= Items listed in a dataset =
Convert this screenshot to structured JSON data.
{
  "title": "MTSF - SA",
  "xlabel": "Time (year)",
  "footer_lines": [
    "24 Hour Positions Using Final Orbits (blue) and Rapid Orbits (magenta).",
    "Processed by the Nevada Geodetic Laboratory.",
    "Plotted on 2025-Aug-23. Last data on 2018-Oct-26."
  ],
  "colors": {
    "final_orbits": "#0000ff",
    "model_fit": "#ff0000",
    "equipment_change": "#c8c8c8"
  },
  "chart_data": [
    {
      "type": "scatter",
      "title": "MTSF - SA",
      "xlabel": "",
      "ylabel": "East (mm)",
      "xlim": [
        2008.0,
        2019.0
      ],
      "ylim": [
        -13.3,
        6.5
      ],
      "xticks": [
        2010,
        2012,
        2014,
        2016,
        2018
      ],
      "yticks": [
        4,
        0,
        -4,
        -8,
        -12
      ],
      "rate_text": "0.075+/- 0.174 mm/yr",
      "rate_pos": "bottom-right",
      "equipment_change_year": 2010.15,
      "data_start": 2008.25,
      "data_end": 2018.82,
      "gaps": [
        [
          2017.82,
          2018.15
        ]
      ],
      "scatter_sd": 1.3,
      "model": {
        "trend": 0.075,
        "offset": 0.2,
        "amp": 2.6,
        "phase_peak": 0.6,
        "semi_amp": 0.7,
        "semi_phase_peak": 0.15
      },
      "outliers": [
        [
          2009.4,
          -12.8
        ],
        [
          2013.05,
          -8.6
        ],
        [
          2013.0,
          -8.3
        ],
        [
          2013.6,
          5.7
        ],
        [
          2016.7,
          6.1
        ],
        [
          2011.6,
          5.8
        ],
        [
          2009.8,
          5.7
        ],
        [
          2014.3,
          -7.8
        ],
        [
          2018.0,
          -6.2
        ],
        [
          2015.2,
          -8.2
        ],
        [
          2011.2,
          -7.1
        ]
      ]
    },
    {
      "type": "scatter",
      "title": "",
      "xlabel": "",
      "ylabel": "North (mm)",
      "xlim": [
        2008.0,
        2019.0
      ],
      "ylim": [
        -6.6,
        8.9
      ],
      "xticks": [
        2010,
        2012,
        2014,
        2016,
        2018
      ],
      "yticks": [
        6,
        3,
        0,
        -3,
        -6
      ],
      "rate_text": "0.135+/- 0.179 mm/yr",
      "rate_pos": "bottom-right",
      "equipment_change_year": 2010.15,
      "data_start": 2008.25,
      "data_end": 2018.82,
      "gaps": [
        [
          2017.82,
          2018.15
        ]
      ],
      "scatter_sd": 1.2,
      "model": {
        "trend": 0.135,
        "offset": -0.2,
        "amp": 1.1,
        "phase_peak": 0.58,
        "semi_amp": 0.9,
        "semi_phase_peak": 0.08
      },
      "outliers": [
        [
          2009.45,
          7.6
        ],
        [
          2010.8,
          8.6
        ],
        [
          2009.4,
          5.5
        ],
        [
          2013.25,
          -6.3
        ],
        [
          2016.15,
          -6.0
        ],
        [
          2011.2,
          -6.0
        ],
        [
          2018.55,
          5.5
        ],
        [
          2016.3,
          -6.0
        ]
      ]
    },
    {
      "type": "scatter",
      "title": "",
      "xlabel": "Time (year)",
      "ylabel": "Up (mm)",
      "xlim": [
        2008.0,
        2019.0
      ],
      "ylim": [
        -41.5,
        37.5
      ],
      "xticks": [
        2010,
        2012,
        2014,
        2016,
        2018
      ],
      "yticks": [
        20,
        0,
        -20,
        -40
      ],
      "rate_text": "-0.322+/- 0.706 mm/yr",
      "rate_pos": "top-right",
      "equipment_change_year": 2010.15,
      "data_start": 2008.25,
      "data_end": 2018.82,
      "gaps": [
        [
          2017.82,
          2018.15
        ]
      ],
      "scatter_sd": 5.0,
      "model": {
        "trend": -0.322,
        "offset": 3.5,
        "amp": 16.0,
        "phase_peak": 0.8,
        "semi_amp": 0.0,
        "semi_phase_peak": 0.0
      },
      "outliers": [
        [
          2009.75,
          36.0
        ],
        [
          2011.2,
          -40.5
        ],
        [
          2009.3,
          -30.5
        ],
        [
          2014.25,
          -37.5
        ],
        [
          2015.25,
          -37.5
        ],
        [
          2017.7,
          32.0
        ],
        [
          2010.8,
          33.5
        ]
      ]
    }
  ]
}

= Work to do =
Repeat the preceding lines exactly, please, every one of them.

= Final answer =
Convert this screenshot to structured JSON data.
{
  "title": "MTSF - SA",
  "xlabel": "Time (year)",
  "footer_lines": [
    "24 Hour Positions Using Final Orbits (blue) and Rapid Orbits (magenta).",
    "Processed by the Nevada Geodetic Laboratory.",
    "Plotted on 2025-Aug-23. Last data on 2018-Oct-26."
  ],
  "colors": {
    "final_orbits": "#0000ff",
    "model_fit": "#ff0000",
    "equipment_change": "#c8c8c8"
  },
  "chart_data": [
    {
      "type": "scatter",
      "title": "MTSF - SA",
      "xlabel": "",
      "ylabel": "East (mm)",
      "xlim": [
        2008.0,
        2019.0
      ],
      "ylim": [
        -13.3,
        6.5
      ],
      "xticks": [
        2010,
        2012,
        2014,
        2016,
        2018
      ],
      "yticks": [
        4,
        0,
        -4,
        -8,
        -12
      ],
      "rate_text": "0.075+/- 0.174 mm/yr",
      "rate_pos": "bottom-right",
      "equipment_change_year": 2010.15,
      "data_start": 2008.25,
      "data_end": 2018.82,
      "gaps": [
        [
          2017.82,
          2018.15
        ]
      ],
      "scatter_sd": 1.3,
      "model": {
        "trend": 0.075,
        "offset": 0.2,
        "amp": 2.6,
        "phase_peak": 0.6,
        "semi_amp": 0.7,
        "semi_phase_peak": 0.15
      },
      "outliers": [
        [
          2009.4,
          -12.8
        ],
        [
          2013.05,
          -8.6
        ],
        [
          2013.0,
          -8.3
        ],
        [
          2013.6,
          5.7
        ],
        [
          2016.7,
          6.1
        ],
        [
          2011.6,
          5.8
        ],
        [
          2009.8,
          5.7
        ],
        [
          2014.3,
          -7.8
        ],
        [
          2018.0,
          -6.2
        ],
        [
          2015.2,
          -8.2
        ],
        [
          2011.2,
          -7.1
        ]
      ]
    },
    {
      "type": "scatter",
      "title": "",
      "xlabel": "",
      "ylabel": "North (mm)",
      "xlim": [
        2008.0,
        2019.0
      ],
      "ylim": [
        -6.6,
        8.9
      ],
      "xticks": [
        2010,
        2012,
        2014,
        2016,
        2018
      ],
      "yticks": [
        6,
        3,
        0,
        -3,
        -6
      ],
      "rate_text": "0.135+/- 0.179 mm/yr",
      "rate_pos": "bottom-right",
      "equipment_change_year": 2010.15,
      "data_start": 2008.25,
      "data_end": 2018.82,
      "gaps": [
        [
          2017.82,
          2018.15
        ]
      ],
      "scatter_sd": 1.2,
      "model": {
        "trend": 0.135,
        "offset": -0.2,
        "amp": 1.1,
        "phase_peak": 0.58,
        "semi_amp": 0.9,
        "semi_phase_peak": 0.08
      },
      "outliers": [
        [
          2009.45,
          7.6
        ],
        [
          2010.8,
          8.6
        ],
        [
          2009.4,
          5.5
        ],
        [
          2013.25,
          -6.3
        ],
        [
          2016.15,
          -6.0
        ],
        [
          2011.2,
          -6.0
        ],
        [
          2018.55,
          5.5
        ],
        [
          2016.3,
          -6.0
        ]
      ]
    },
    {
      "type": "scatter",
      "title": "",
      "xlabel": "Time (year)",
      "ylabel": "Up (mm)",
      "xlim": [
        2008.0,
        2019.0
      ],
      "ylim": [
        -41.5,
        37.5
      ],
      "xticks": [
        2010,
        2012,
        2014,
        2016,
        2018
      ],
      "yticks": [
        20,
        0,
        -20,
        -40
      ],
      "rate_text": "-0.322+/- 0.706 mm/yr",
      "rate_pos": "top-right",
      "equipment_change_year": 2010.15,
      "data_start": 2008.25,
      "data_end": 2018.82,
      "gaps": [
        [
          2017.82,
          2018.15
        ]
      ],
      "scatter_sd": 5.0,
      "model": {
        "trend": -0.322,
        "offset": 3.5,
        "amp": 16.0,
        "phase_peak": 0.8,
        "semi_amp": 0.0,
        "semi_phase_peak": 0.0
      },
      "outliers": [
        [
          2009.75,
          36.0
        ],
        [
          2011.2,
          -40.5
        ],
        [
          2009.3,
          -30.5
        ],
        [
          2014.25,
          -37.5
        ],
        [
          2015.25,
          -37.5
        ],
        [
          2017.7,
          32.0
        ],
        [
          2010.8,
          33.5
        ]
      ]
    }
  ]
}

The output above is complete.